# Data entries
□ □ □ □ □ □ □

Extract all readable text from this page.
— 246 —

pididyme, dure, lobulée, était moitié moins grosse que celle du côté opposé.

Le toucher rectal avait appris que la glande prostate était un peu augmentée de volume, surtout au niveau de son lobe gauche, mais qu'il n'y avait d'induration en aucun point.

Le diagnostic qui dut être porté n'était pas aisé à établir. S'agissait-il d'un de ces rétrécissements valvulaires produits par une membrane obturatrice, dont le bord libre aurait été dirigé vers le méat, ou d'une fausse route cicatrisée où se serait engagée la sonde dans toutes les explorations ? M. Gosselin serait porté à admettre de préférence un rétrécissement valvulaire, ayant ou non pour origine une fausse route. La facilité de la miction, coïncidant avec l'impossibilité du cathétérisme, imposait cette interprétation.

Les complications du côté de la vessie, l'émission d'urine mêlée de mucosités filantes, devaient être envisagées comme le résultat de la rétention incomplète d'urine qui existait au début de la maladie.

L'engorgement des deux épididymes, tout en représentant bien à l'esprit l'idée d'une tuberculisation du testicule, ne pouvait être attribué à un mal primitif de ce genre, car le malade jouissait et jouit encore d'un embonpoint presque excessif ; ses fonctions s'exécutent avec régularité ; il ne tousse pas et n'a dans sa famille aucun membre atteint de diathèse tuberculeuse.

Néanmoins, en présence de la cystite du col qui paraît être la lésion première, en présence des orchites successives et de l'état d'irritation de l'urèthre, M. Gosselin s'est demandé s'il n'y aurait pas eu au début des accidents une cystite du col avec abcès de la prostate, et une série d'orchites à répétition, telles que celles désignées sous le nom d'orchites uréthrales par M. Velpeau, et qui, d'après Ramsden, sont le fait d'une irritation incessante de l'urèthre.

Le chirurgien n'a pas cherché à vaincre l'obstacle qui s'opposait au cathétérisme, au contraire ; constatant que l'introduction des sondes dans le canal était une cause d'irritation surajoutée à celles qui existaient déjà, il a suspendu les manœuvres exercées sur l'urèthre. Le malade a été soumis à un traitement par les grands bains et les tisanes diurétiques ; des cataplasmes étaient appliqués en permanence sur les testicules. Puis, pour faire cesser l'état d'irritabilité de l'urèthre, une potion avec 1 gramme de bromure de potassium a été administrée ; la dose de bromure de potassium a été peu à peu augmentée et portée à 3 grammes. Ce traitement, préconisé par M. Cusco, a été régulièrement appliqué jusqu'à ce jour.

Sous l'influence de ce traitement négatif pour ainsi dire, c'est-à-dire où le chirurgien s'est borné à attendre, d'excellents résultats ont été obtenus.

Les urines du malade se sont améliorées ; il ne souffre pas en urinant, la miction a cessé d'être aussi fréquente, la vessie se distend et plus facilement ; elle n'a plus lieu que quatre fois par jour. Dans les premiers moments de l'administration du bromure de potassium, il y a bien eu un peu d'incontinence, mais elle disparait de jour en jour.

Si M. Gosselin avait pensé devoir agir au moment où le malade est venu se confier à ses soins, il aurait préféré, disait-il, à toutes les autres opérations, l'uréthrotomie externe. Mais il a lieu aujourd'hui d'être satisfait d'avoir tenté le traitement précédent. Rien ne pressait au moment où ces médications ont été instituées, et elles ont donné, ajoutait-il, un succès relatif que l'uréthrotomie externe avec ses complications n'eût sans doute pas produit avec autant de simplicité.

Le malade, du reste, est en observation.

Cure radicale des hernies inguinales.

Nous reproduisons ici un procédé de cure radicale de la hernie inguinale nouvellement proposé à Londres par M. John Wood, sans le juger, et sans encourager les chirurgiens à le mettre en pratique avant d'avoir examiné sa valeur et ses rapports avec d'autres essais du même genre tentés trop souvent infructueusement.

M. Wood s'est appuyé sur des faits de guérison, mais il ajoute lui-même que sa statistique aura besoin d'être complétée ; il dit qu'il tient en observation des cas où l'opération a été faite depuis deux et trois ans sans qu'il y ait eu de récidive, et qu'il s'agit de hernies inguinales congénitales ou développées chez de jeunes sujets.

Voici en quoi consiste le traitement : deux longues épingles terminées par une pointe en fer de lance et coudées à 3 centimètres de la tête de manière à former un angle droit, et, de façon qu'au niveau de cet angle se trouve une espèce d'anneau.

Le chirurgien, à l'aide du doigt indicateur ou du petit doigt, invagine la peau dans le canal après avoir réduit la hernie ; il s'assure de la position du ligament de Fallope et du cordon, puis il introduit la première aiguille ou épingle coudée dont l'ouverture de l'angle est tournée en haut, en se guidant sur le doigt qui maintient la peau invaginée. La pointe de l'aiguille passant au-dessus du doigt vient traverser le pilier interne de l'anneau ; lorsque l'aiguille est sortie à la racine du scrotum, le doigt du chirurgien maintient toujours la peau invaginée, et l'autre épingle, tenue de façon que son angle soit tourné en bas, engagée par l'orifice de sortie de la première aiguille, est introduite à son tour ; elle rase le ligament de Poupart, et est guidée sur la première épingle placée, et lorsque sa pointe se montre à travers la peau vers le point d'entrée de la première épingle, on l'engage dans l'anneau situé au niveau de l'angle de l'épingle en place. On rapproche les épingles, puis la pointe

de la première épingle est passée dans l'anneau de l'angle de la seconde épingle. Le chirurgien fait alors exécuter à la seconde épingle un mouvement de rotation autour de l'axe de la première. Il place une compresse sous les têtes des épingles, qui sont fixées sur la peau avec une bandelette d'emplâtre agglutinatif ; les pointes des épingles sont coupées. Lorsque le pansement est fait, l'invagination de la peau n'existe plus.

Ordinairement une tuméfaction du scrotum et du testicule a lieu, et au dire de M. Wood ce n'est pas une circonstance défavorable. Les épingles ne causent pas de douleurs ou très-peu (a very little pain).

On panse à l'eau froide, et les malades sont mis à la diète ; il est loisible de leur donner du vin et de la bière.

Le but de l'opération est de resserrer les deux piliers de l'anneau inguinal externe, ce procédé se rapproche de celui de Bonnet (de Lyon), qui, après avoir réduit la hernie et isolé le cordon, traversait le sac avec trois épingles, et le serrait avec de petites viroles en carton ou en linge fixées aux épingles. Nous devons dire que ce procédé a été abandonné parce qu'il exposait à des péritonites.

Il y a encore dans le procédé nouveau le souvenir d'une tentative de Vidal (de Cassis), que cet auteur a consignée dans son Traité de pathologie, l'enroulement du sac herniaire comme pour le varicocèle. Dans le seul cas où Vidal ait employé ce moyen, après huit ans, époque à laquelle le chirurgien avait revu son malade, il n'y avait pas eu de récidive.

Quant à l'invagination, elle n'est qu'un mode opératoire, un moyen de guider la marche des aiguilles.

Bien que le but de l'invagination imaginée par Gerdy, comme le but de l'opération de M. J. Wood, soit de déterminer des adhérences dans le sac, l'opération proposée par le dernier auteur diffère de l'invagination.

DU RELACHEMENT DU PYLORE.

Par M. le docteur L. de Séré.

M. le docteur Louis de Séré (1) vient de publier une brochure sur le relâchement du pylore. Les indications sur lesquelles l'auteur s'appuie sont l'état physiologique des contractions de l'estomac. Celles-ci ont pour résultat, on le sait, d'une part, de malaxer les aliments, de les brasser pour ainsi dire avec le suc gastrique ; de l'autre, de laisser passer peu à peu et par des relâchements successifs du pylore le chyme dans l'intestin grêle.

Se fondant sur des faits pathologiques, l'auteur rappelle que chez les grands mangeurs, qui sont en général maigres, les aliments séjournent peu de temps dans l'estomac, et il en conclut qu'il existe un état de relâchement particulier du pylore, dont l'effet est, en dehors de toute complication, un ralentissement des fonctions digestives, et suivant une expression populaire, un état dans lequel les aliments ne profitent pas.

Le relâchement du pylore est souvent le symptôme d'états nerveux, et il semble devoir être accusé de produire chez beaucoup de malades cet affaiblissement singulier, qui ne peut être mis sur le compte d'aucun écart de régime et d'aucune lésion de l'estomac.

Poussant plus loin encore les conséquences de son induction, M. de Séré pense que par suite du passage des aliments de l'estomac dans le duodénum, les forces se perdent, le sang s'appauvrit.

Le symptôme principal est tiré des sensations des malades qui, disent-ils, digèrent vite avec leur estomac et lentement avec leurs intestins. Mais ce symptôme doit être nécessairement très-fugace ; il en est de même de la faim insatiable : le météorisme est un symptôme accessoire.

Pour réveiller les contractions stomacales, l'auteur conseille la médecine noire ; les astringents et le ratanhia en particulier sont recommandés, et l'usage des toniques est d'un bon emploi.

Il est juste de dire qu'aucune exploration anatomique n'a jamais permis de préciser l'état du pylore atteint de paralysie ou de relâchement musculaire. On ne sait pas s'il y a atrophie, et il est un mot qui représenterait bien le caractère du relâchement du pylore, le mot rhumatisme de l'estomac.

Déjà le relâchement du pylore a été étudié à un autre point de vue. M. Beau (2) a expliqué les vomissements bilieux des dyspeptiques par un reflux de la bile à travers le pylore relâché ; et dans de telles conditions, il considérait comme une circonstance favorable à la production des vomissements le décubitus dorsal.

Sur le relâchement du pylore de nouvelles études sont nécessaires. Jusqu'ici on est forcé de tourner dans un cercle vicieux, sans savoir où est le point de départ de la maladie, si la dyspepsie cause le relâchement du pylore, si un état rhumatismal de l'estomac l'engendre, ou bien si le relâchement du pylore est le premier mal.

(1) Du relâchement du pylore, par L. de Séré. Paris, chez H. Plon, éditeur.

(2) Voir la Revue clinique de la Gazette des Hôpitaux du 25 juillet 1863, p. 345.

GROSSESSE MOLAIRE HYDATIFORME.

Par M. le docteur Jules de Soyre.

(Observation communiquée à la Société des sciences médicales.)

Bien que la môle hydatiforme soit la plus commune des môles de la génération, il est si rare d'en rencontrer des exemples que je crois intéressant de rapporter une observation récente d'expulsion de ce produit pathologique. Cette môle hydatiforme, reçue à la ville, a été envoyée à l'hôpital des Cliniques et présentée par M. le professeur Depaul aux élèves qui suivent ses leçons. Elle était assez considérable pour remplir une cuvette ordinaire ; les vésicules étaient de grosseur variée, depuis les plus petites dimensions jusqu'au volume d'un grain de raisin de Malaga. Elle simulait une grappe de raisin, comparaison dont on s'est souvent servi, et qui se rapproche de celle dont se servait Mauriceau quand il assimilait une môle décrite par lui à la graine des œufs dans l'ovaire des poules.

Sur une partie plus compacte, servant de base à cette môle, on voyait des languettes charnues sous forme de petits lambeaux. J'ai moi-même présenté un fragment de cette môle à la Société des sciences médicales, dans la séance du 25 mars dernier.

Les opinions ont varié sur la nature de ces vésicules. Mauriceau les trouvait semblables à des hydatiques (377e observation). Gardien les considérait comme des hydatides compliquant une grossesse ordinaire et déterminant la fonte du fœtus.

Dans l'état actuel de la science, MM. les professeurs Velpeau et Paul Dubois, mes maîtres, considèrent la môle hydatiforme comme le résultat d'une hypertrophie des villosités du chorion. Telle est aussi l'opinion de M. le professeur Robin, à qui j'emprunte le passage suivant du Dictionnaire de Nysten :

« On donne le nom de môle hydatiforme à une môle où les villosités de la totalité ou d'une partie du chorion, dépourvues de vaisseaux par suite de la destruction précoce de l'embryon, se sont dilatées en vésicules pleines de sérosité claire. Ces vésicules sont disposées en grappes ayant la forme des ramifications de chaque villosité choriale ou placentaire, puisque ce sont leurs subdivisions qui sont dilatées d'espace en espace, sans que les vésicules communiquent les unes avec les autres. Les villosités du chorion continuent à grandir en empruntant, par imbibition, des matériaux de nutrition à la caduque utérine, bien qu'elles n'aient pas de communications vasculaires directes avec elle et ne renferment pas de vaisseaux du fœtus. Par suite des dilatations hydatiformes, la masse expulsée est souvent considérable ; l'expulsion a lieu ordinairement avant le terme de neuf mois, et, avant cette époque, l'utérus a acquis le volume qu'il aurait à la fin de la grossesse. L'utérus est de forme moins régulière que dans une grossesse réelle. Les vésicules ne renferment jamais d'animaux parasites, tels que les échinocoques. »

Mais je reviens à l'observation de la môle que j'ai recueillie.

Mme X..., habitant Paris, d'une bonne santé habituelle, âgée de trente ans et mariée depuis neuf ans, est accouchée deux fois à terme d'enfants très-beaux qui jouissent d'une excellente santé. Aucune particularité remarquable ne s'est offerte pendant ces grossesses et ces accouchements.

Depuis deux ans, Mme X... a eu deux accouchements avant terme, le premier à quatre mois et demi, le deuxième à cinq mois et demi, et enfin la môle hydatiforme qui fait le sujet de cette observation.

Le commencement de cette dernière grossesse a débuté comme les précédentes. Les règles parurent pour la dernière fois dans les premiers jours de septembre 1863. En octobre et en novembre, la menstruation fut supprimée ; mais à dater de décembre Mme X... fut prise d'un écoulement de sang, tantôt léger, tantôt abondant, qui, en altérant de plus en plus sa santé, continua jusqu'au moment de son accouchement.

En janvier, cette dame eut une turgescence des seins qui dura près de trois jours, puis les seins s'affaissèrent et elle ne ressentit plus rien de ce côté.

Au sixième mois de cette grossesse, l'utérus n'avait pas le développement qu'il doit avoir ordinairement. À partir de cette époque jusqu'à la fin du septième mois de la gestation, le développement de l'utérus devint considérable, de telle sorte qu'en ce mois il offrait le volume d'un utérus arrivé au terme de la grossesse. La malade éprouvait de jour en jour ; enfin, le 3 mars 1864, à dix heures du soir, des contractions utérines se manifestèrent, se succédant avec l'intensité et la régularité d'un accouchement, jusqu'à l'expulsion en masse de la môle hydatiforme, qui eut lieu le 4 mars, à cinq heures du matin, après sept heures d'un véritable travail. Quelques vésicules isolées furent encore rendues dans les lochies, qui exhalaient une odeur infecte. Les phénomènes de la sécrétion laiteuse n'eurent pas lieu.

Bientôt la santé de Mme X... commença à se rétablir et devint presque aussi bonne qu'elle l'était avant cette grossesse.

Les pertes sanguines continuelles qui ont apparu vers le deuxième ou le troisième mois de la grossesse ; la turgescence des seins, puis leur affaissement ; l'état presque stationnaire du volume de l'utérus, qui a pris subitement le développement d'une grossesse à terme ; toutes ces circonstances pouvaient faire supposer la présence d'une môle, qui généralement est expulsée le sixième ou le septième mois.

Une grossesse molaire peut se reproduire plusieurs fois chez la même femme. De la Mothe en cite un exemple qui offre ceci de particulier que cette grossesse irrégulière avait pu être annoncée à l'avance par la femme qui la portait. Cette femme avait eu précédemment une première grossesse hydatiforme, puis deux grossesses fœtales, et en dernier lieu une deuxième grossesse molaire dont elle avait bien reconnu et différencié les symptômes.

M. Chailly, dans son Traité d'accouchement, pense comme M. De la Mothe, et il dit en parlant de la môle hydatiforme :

□ □ □ □ □ □ □

Copy out all lines from the material above that contain the string "considérait".

# TASK OUTPUT
Déjà le relâchement du pylore a été étudié à un autre point de vue. M. Beau (2) a expliqué les vomissements bilieux des dyspeptiques par un reflux de la bile à travers le pylore relâché ; et dans de telles conditions, il considérait comme une circonstance favorable à la production des vomissements le décubitus dorsal.
Les opinions ont varié sur la nature de ces vésicules. Mauriceau les trouvait semblables à des hydatiques (377e observation). Gardien les considérait comme des hydatides compliquant une grossesse ordinaire et déterminant la fonte du fœtus.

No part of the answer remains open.